**Challenge:**
Answer with one number: the count of lines in this material that hold the word "σῶμα".

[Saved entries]
* * *

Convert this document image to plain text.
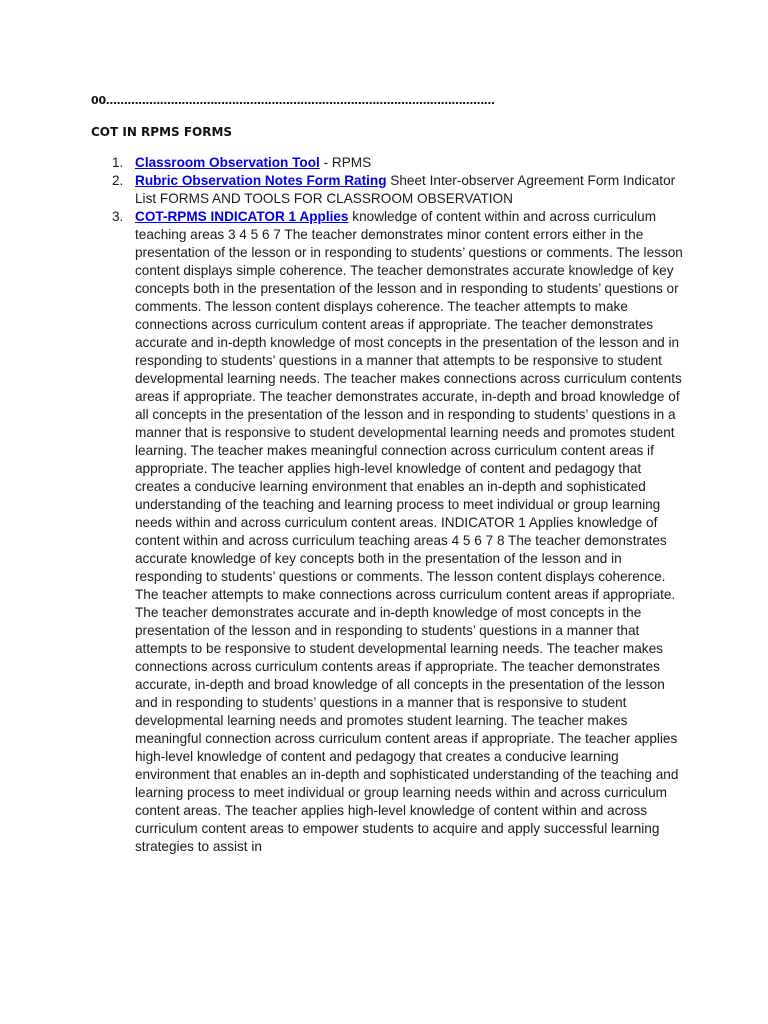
00………………………………………………………………………………………………
COT IN RPMS FORMS
1. Classroom Observation Tool - RPMS
2. Rubric Observation Notes Form Rating Sheet Inter-observer Agreement Form Indicator List FORMS AND TOOLS FOR CLASSROOM OBSERVATION
3. COT-RPMS INDICATOR 1 Applies knowledge of content within and across curriculum teaching areas 3 4 5 6 7 The teacher demonstrates minor content errors either in the presentation of the lesson or in responding to students’ questions or comments. The lesson content displays simple coherence. The teacher demonstrates accurate knowledge of key concepts both in the presentation of the lesson and in responding to students’ questions or comments. The lesson content displays coherence. The teacher attempts to make connections across curriculum content areas if appropriate. The teacher demonstrates accurate and in-depth knowledge of most concepts in the presentation of the lesson and in responding to students’ questions in a manner that attempts to be responsive to student developmental learning needs. The teacher makes connections across curriculum contents areas if appropriate. The teacher demonstrates accurate, in-depth and broad knowledge of all concepts in the presentation of the lesson and in responding to students’ questions in a manner that is responsive to student developmental learning needs and promotes student learning. The teacher makes meaningful connection across curriculum content areas if appropriate. The teacher applies high-level knowledge of content and pedagogy that creates a conducive learning environment that enables an in-depth and sophisticated understanding of the teaching and learning process to meet individual or group learning needs within and across curriculum content areas. INDICATOR 1 Applies knowledge of content within and across curriculum teaching areas 4 5 6 7 8 The teacher demonstrates accurate knowledge of key concepts both in the presentation of the lesson and in responding to students’ questions or comments. The lesson content displays coherence. The teacher attempts to make connections across curriculum content areas if appropriate. The teacher demonstrates accurate and in-depth knowledge of most concepts in the presentation of the lesson and in responding to students’ questions in a manner that attempts to be responsive to student developmental learning needs. The teacher makes connections across curriculum contents areas if appropriate. The teacher demonstrates accurate, in-depth and broad knowledge of all concepts in the presentation of the lesson and in responding to students’ questions in a manner that is responsive to student developmental learning needs and promotes student learning. The teacher makes meaningful connection across curriculum content areas if appropriate. The teacher applies high-level knowledge of content and pedagogy that creates a conducive learning environment that enables an in-depth and sophisticated understanding of the teaching and learning process to meet individual or group learning needs within and across curriculum content areas. The teacher applies high-level knowledge of content within and across curriculum content areas to empower students to acquire and apply successful learning strategies to assist in
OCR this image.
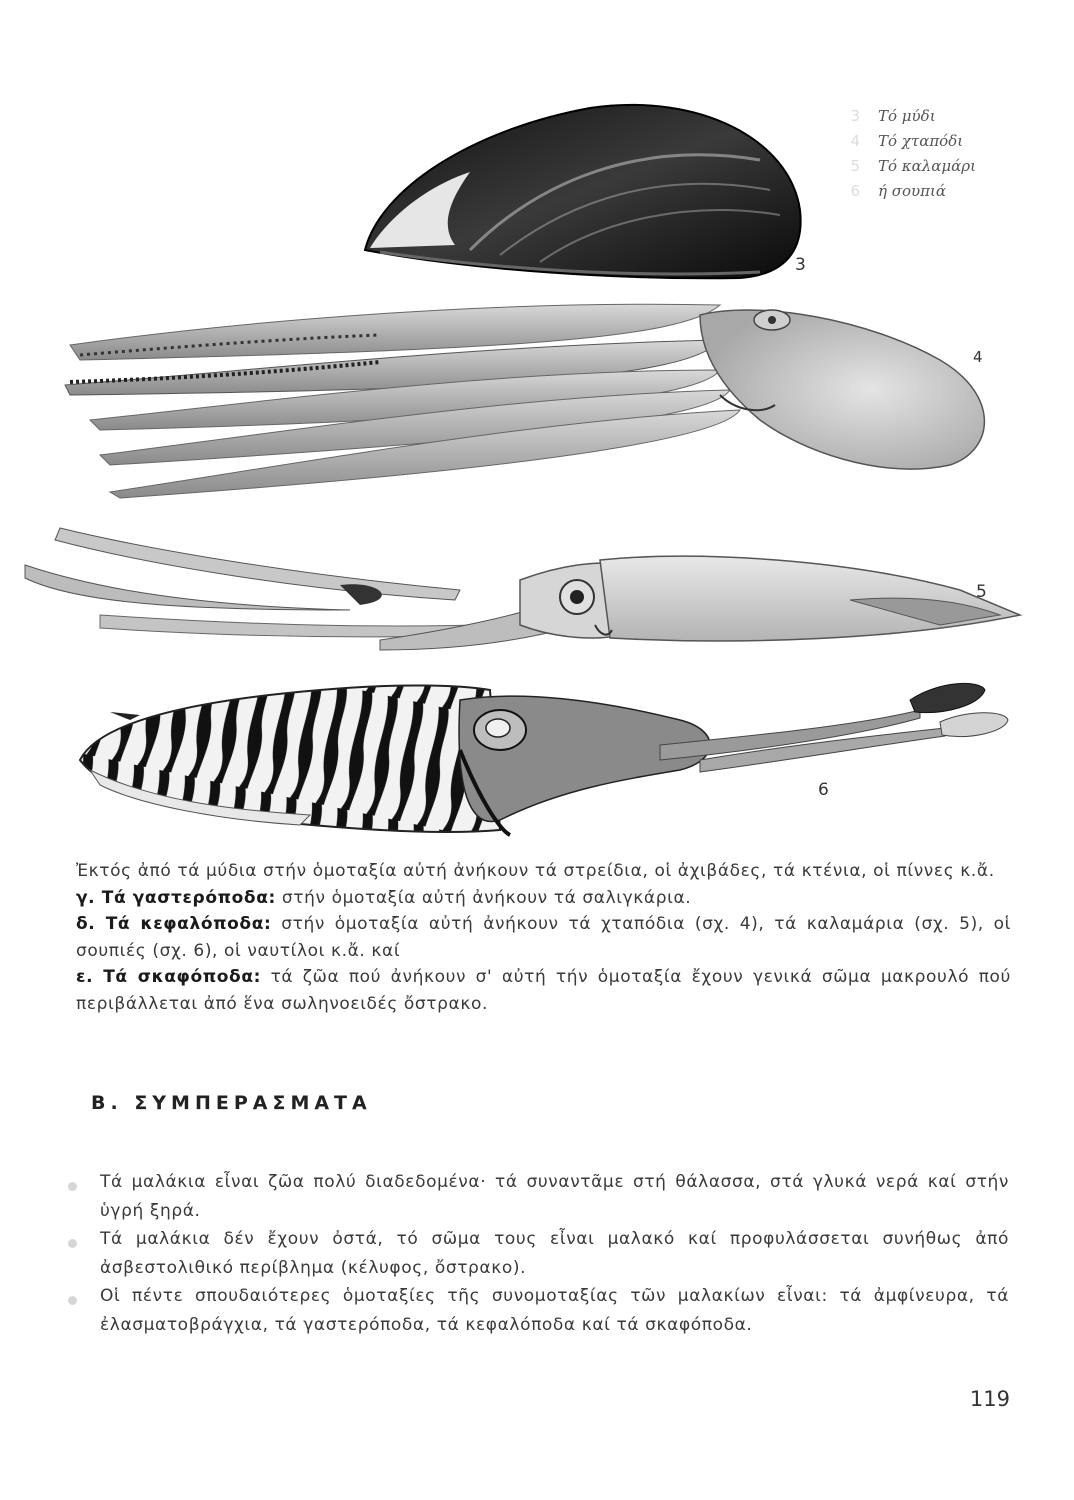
3 Τό μύδι
4 Τό χταπόδι
5 Τό καλαμάρι
6 ή σουπιά
3
4
5
6

Ἐκτός ἀπό τά μύδια στήν ὁμοταξία αὐτή ἀνήκουν τά στρείδια, οἱ ἀχιβάδες, τά κτένια, οἱ πίννες κ.ἄ.

γ. Τά γαστερόποδα: στήν ὁμοταξία αὐτή ἀνήκουν τά σαλιγκάρια.

δ. Τά κεφαλόποδα: στήν ὁμοταξία αὐτή ἀνήκουν τά χταπόδια (σχ. 4), τά καλαμάρια (σχ. 5), οἱ σουπιές (σχ. 6), οἱ ναυτίλοι κ.ἄ. καί

ε. Τά σκαφόποδα: τά ζῶα πού ἀνήκουν σ' αὐτή τήν ὁμοταξία ἔχουν γενικά σῶμα μακρουλό πού περιβάλλεται ἀπό ἕνα σωληνοειδές ὄστρακο.

Β. ΣΥΜΠΕΡΑΣΜΑΤΑ

Τά μαλάκια εἶναι ζῶα πολύ διαδεδομένα· τά συναντᾶμε στή θάλασσα, στά γλυκά νερά καί στήν ὑγρή ξηρά.

Τά μαλάκια δέν ἔχουν ὀστά, τό σῶμα τους εἶναι μαλακό καί προφυλάσσεται συνήθως ἀπό ἀσβεστολιθικό περίβλημα (κέλυφος, ὄστρακο).

Οἱ πέντε σπουδαιότερες ὁμοταξίες τῆς συνομοταξίας τῶν μαλακίων εἶναι: τά ἀμφίνευρα, τά ἐλασματοβράγχια, τά γαστερόποδα, τά κεφαλόποδα καί τά σκαφόποδα.

119
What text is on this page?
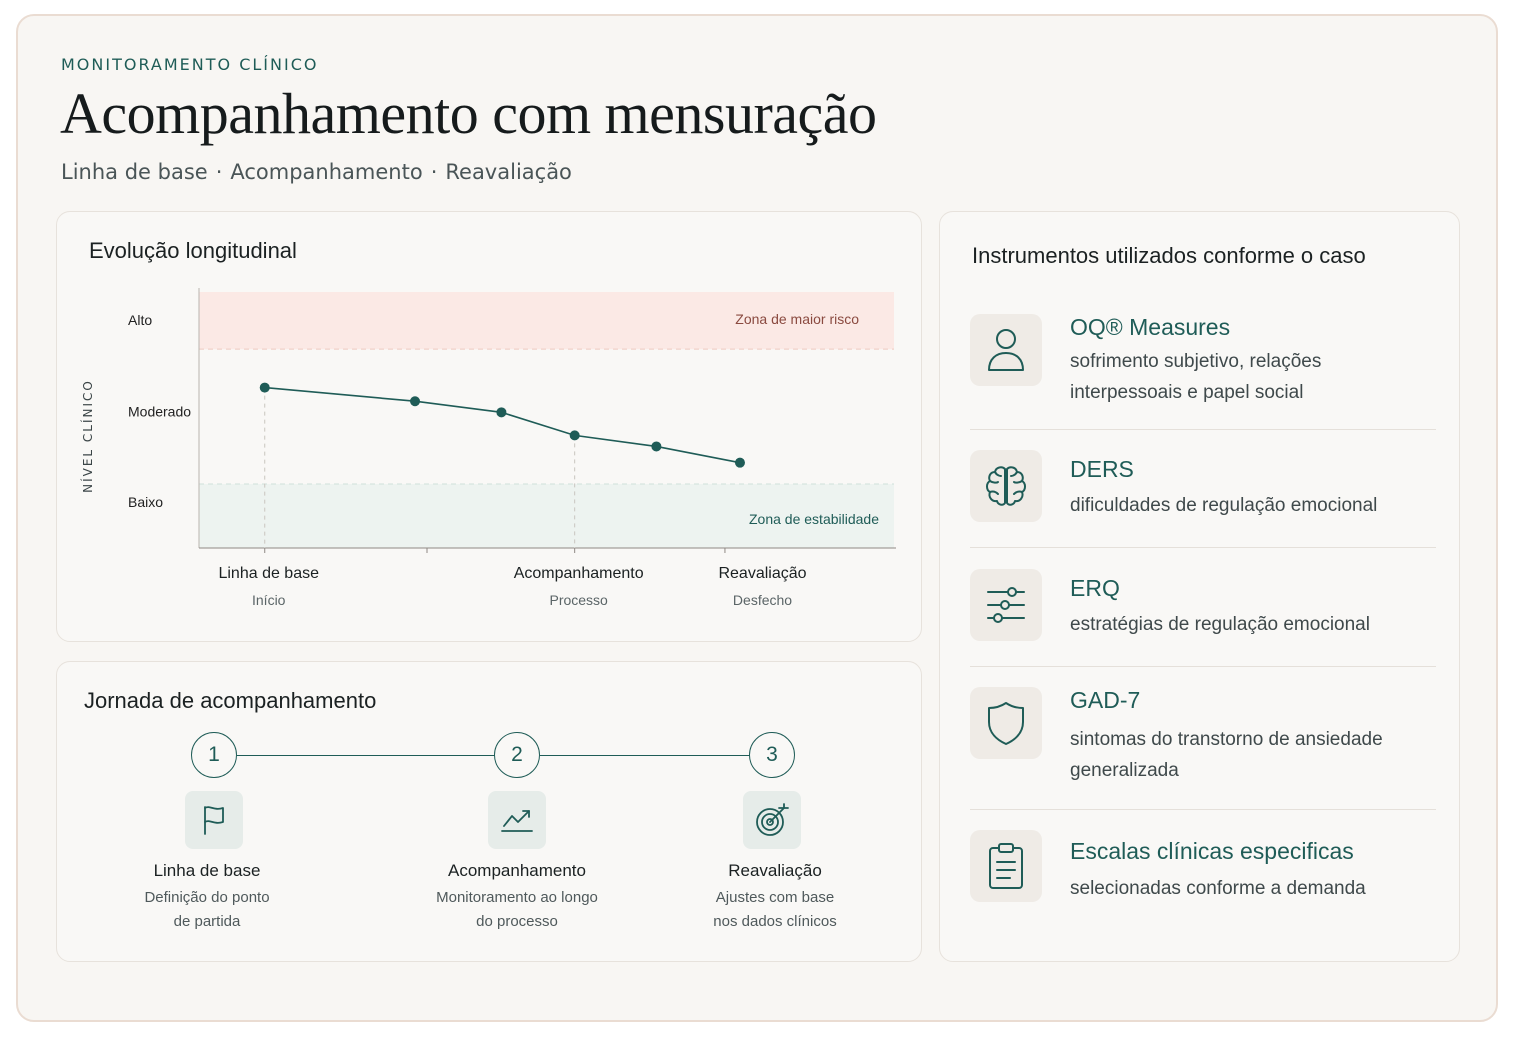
MONITORAMENTO CLÍNICO
Acompanhamento com mensuração
Linha de base · Acompanhamento · Reavaliação
Evolução longitudinal
Zona de maior risco
Zona de estabilidade
Alto
Moderado
Baixo
NÍVEL CLÍNICO
Linha de base
Início
Acompanhamento
Processo
Reavaliação
Desfecho
Jornada de acompanhamento
1
Linha de base
Definição do ponto
de partida
2
Acompanhamento
Monitoramento ao longo
do processo
3
Reavaliação
Ajustes com base
nos dados clínicos
Instrumentos utilizados conforme o caso
OQ® Measures
sofrimento subjetivo, relações interpessoais e papel social
DERS
dificuldades de regulação emocional
ERQ
estratégias de regulação emocional
GAD-7
sintomas do transtorno de ansiedade generalizada
Escalas clínicas especificas
selecionadas conforme a demanda
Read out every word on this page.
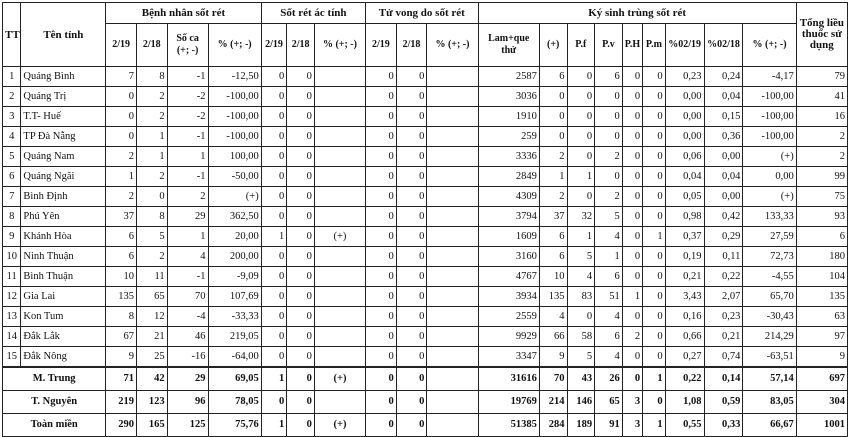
TT	Tên tỉnh	Bệnh nhân sốt rét				Sốt rét ác tính			Tử vong do sốt rét			Ký sinh trùng sốt rét									Tổng liều thuốc sử dụng
		2/19	2/18	Số ca (+; -)	% (+; -)	2/19	2/18	% (+; -)	2/19	2/18	% (+; -)	Lam+que thử	(+)	P.f	P.v	P.H	P.m	%02/19	%02/18	% (+; -)	
1	Quảng Bình	7	8	-1	-12,50	0	0		0	0		2587	6	0	6	0	0	0,23	0,24	-4,17	79
2	Quảng Trị	0	2	-2	-100,00	0	0		0	0		3036	0	0	0	0	0	0,00	0,04	-100,00	41
3	T.T- Huế	0	2	-2	-100,00	0	0		0	0		1910	0	0	0	0	0	0,00	0,15	-100,00	16
4	TP Đà Nẵng	0	1	-1	-100,00	0	0		0	0		259	0	0	0	0	0	0,00	0,36	-100,00	2
5	Quảng Nam	2	1	1	100,00	0	0		0	0		3336	2	0	2	0	0	0,06	0,00	(+)	2
6	Quảng Ngãi	1	2	-1	-50,00	0	0		0	0		2849	1	1	0	0	0	0,04	0,04	0,00	99
7	Bình Định	2	0	2	(+)	0	0		0	0		4309	2	0	2	0	0	0,05	0,00	(+)	75
8	Phú Yên	37	8	29	362,50	0	0		0	0		3794	37	32	5	0	0	0,98	0,42	133,33	93
9	Khánh Hòa	6	5	1	20,00	1	0	(+)	0	0		1609	6	1	4	0	1	0,37	0,29	27,59	6
10	Ninh Thuận	6	2	4	200,00	0	0		0	0		3160	6	5	1	0	0	0,19	0,11	72,73	180
11	Bình Thuận	10	11	-1	-9,09	0	0		0	0		4767	10	4	6	0	0	0,21	0,22	-4,55	104
12	Gia Lai	135	65	70	107,69	0	0		0	0		3934	135	83	51	1	0	3,43	2,07	65,70	135
13	Kon Tum	8	12	-4	-33,33	0	0		0	0		2559	4	0	4	0	0	0,16	0,23	-30,43	63
14	Đắk Lắk	67	21	46	219,05	0	0		0	0		9929	66	58	6	2	0	0,66	0,21	214,29	97
15	Đắk Nông	9	25	-16	-64,00	0	0		0	0		3347	9	5	4	0	0	0,27	0,74	-63,51	9
M. Trung		71	42	29	69,05	1	0	(+)	0	0		31616	70	43	26	0	1	0,22	0,14	57,14	697
T. Nguyên		219	123	96	78,05	0	0		0	0		19769	214	146	65	3	0	1,08	0,59	83,05	304
Toàn miền		290	165	125	75,76	1	0	(+)	0	0		51385	284	189	91	3	1	0,55	0,33	66,67	1001
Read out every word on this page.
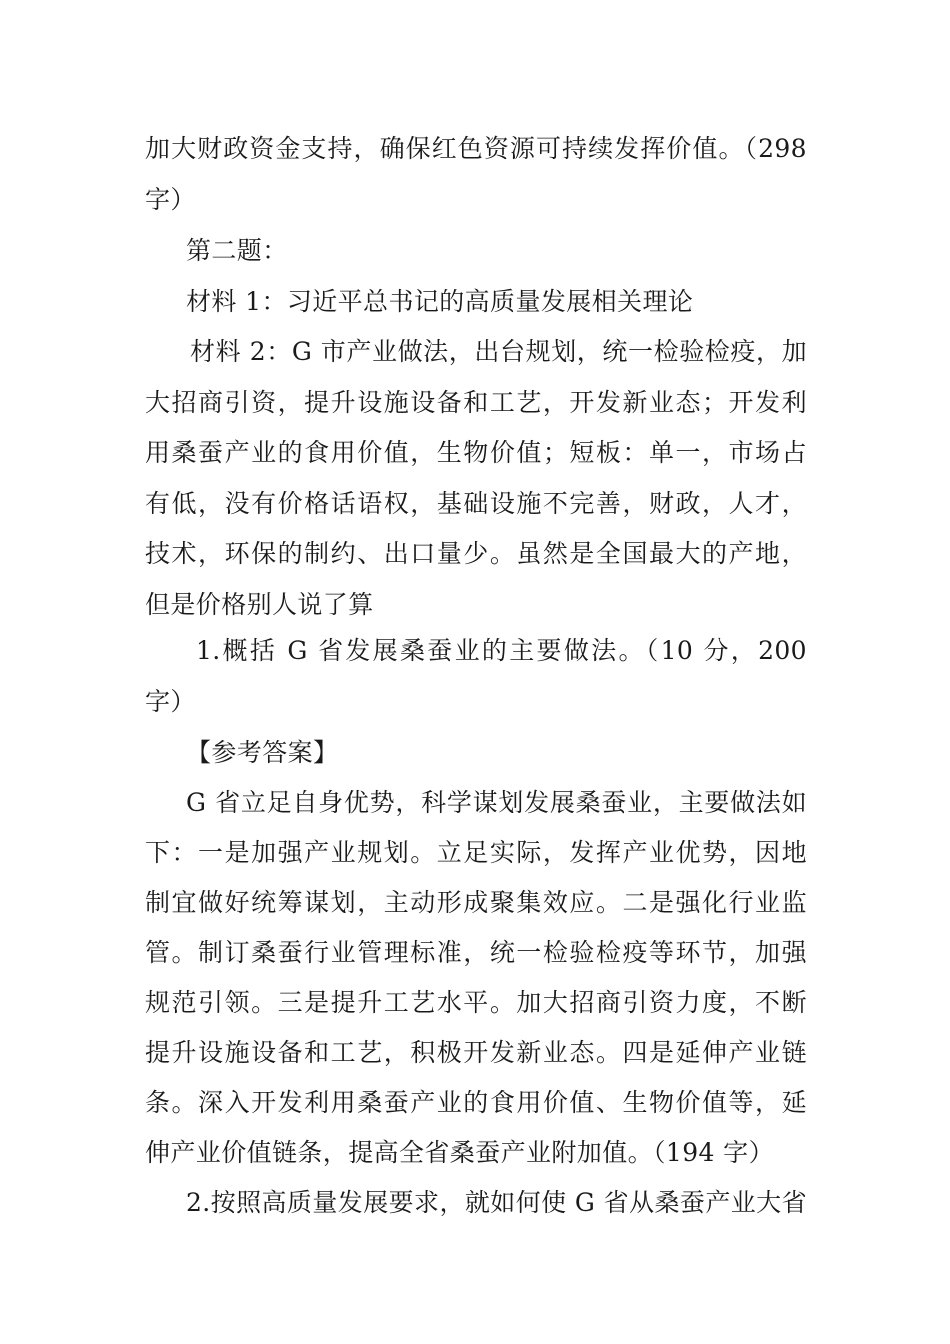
加大财政资金支持，确保红色资源可持续发挥价值。（298
字）
第二题：
材料 1：习近平总书记的高质量发展相关理论
材料 2：G 市产业做法，出台规划，统一检验检疫，加
大招商引资，提升设施设备和工艺，开发新业态；开发利
用桑蚕产业的食用价值，生物价值；短板：单一，市场占
有低，没有价格话语权，基础设施不完善，财政，人才，
技术，环保的制约、出口量少。虽然是全国最大的产地，
但是价格别人说了算
1.概括 G 省发展桑蚕业的主要做法。（10 分，200
字）
【参考答案】
G 省立足自身优势，科学谋划发展桑蚕业，主要做法如
下：一是加强产业规划。立足实际，发挥产业优势，因地
制宜做好统筹谋划，主动形成聚集效应。二是强化行业监
管。制订桑蚕行业管理标准，统一检验检疫等环节，加强
规范引领。三是提升工艺水平。加大招商引资力度，不断
提升设施设备和工艺，积极开发新业态。四是延伸产业链
条。深入开发利用桑蚕产业的食用价值、生物价值等，延
伸产业价值链条，提高全省桑蚕产业附加值。（194 字）
2.按照高质量发展要求，就如何使 G 省从桑蚕产业大省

* * *

**Worked answer:**
2